Exercise. Below is a listing. Gather each line of it that contains "type".

The input.
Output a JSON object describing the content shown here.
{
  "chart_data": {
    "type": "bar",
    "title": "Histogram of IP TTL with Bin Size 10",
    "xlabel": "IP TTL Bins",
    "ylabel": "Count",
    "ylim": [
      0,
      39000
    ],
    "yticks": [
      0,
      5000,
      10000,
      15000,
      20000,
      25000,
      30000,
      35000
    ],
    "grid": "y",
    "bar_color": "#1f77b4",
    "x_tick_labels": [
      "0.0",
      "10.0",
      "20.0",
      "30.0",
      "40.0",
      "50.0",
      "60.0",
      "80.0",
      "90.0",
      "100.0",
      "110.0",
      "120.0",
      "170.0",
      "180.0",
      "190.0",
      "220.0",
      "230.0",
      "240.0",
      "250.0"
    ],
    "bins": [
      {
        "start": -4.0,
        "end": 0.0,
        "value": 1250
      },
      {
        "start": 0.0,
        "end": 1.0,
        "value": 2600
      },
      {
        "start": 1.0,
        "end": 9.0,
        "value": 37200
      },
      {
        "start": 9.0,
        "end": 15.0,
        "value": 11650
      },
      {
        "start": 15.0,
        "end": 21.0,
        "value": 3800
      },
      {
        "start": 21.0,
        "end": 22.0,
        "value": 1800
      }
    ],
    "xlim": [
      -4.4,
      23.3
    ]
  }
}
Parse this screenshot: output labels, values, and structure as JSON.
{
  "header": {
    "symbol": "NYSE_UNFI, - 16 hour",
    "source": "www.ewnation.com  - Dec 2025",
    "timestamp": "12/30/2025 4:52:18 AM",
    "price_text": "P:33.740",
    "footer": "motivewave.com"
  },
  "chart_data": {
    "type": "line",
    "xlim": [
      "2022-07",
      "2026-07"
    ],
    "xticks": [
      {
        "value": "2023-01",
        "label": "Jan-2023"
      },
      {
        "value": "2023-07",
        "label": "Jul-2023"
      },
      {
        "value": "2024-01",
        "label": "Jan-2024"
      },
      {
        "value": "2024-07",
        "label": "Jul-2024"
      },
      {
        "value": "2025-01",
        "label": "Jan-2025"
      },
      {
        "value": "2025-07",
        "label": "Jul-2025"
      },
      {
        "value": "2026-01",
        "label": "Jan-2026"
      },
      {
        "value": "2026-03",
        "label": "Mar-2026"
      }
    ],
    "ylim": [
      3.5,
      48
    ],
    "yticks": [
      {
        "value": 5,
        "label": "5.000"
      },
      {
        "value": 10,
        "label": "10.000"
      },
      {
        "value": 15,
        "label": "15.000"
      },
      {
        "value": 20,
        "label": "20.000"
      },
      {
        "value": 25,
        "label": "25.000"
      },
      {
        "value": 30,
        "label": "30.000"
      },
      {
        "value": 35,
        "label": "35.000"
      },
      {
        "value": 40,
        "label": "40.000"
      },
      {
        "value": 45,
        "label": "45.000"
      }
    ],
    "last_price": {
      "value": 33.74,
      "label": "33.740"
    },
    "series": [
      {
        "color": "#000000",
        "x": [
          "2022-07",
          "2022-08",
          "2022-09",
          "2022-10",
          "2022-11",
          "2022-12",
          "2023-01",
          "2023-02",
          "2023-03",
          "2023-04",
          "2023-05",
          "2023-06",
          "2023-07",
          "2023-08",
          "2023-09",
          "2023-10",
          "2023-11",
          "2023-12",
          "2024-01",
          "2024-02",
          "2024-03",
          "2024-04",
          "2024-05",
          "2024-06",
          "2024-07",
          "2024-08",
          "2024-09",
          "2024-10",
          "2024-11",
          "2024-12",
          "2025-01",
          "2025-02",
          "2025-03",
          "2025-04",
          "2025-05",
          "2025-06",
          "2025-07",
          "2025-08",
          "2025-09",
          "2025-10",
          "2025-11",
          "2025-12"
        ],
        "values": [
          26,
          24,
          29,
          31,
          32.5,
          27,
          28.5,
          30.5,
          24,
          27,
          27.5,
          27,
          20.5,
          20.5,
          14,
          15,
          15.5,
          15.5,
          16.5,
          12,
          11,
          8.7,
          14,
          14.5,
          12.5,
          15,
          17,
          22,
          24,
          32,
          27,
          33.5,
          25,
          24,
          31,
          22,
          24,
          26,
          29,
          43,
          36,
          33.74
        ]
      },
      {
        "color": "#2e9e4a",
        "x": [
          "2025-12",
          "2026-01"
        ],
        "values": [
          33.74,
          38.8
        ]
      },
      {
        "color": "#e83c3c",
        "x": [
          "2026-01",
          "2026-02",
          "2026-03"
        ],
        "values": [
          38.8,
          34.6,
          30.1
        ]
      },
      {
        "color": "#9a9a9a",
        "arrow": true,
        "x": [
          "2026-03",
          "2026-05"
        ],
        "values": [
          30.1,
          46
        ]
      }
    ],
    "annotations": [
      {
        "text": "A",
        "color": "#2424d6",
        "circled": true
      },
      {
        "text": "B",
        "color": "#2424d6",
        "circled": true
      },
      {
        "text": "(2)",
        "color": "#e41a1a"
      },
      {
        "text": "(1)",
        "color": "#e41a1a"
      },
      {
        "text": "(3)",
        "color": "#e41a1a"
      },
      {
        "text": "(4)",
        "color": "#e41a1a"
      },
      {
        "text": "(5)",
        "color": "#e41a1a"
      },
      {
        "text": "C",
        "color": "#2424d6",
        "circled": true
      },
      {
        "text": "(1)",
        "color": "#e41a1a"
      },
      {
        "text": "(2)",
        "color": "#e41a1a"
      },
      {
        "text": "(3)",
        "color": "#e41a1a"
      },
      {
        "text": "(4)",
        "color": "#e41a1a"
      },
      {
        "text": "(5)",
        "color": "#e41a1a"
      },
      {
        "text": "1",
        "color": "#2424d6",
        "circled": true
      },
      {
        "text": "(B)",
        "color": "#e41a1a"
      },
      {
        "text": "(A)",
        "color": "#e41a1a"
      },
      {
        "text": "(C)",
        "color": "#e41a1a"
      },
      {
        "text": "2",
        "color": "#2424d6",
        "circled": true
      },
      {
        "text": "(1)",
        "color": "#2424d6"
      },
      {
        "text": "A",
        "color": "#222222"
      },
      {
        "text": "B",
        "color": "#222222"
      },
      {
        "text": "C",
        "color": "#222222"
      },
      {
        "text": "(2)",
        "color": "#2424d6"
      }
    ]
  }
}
* * *
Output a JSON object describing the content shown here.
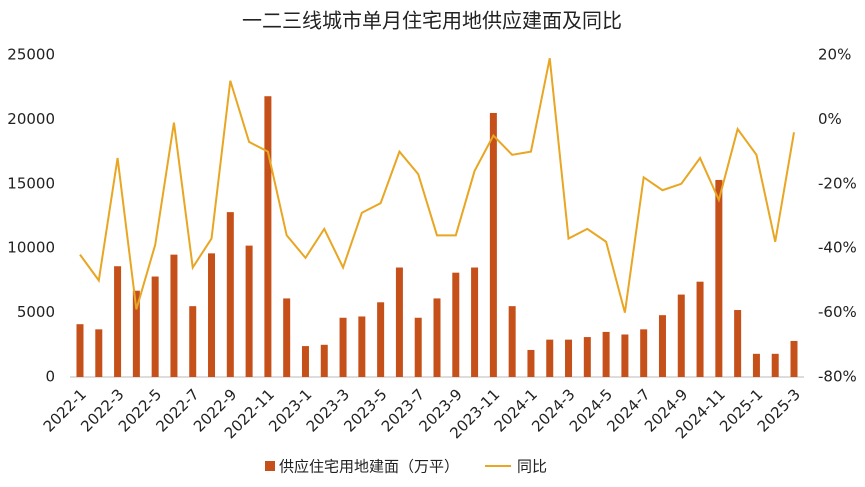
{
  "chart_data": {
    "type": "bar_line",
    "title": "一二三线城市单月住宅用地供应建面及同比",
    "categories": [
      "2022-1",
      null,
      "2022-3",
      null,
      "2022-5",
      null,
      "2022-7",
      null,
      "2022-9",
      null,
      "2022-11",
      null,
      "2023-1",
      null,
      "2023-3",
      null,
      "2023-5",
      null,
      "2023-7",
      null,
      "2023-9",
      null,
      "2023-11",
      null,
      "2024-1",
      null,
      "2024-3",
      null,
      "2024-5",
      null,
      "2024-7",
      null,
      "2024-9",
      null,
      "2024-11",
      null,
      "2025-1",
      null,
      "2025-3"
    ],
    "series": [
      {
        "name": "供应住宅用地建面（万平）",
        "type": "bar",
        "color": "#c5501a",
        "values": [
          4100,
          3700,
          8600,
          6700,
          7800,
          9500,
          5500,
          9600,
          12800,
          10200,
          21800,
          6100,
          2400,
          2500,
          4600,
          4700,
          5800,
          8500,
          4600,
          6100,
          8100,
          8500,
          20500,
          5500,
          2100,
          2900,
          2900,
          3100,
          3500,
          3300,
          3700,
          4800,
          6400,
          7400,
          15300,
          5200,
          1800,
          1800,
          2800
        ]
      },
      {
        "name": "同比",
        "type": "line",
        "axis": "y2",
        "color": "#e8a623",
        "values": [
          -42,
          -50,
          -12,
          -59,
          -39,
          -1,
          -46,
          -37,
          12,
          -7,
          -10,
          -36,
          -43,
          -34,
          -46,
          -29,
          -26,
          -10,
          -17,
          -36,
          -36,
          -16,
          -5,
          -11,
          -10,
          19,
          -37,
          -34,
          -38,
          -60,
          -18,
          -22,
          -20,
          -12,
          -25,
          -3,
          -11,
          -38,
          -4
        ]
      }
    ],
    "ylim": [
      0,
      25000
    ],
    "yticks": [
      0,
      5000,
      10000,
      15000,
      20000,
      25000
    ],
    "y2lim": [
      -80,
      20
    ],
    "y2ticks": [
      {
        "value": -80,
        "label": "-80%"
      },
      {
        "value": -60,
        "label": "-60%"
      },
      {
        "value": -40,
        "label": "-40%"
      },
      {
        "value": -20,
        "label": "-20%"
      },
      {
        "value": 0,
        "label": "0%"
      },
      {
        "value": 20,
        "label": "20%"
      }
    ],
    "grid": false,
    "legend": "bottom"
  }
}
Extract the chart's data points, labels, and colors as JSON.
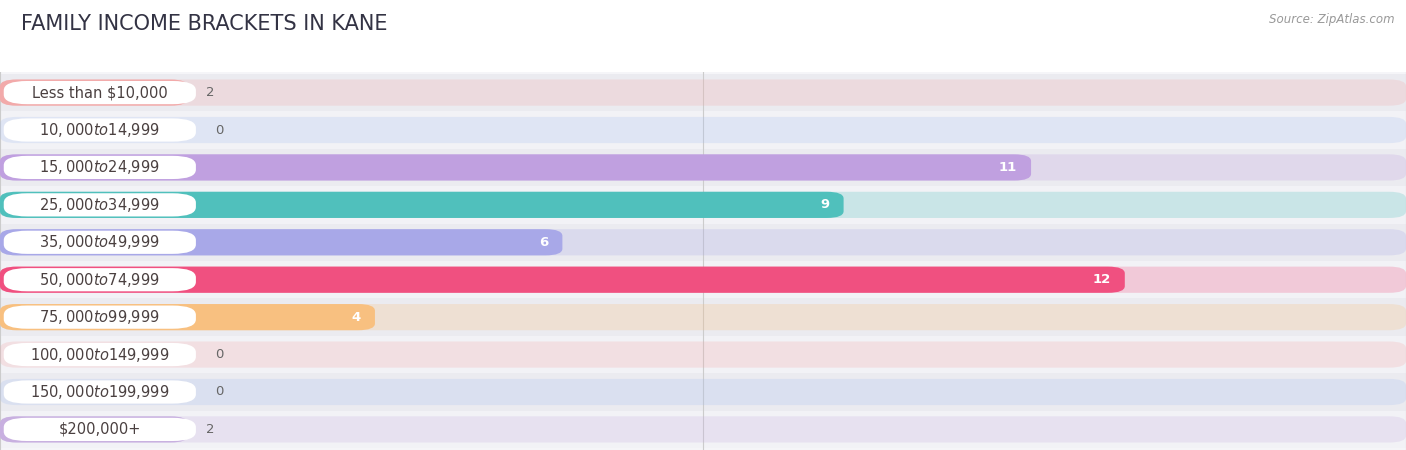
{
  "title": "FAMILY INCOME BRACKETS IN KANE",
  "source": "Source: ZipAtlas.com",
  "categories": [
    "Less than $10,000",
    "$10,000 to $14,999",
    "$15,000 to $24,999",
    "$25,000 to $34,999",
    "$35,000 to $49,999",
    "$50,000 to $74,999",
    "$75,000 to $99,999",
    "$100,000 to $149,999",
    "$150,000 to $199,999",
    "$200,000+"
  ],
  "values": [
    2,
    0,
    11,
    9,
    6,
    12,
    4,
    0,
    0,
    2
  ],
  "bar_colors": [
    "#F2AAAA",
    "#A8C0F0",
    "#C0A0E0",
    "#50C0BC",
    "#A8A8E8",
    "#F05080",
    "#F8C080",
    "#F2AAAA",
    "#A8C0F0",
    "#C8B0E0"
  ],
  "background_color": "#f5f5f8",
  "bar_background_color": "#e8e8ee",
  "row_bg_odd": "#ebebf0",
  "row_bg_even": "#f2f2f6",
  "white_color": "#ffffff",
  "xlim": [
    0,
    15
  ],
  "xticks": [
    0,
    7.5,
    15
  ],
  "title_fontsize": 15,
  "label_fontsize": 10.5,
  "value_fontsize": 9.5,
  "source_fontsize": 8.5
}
---
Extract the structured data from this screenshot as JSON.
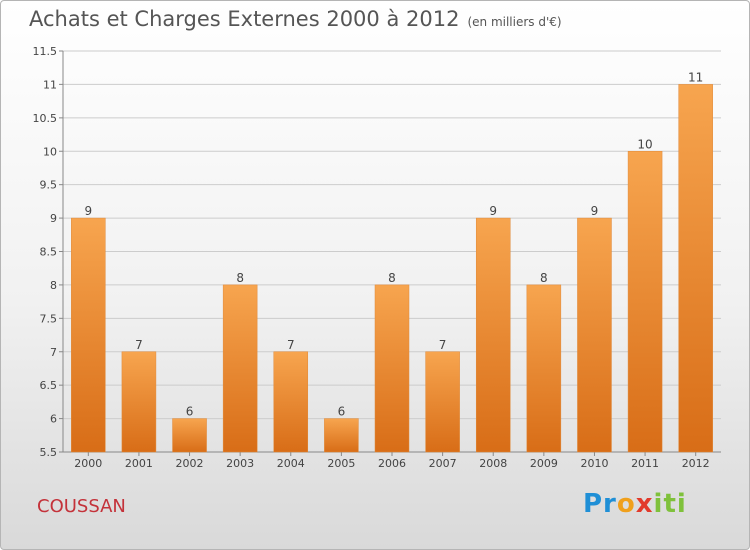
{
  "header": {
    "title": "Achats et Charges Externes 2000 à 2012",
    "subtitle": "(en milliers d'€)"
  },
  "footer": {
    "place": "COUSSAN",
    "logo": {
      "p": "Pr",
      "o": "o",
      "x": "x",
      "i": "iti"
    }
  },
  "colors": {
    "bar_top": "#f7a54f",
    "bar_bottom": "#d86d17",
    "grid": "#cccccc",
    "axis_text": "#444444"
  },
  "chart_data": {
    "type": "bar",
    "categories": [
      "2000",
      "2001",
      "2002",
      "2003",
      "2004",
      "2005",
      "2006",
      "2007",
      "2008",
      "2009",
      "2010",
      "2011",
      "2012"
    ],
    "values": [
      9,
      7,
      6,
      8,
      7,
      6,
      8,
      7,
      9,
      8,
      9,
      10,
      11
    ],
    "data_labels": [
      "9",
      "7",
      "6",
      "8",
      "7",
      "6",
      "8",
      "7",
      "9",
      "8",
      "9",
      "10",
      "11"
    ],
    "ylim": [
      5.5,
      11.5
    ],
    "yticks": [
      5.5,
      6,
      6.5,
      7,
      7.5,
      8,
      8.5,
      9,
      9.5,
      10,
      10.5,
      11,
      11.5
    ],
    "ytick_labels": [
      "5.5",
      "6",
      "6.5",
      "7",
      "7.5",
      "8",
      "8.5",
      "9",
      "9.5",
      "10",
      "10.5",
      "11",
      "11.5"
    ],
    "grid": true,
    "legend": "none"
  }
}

Response to the exercise.
    "type": "bar",
    "type": "line",
    "type": "bar_line",
        "type": "bar",
        "type": "line",
    "type": "bar",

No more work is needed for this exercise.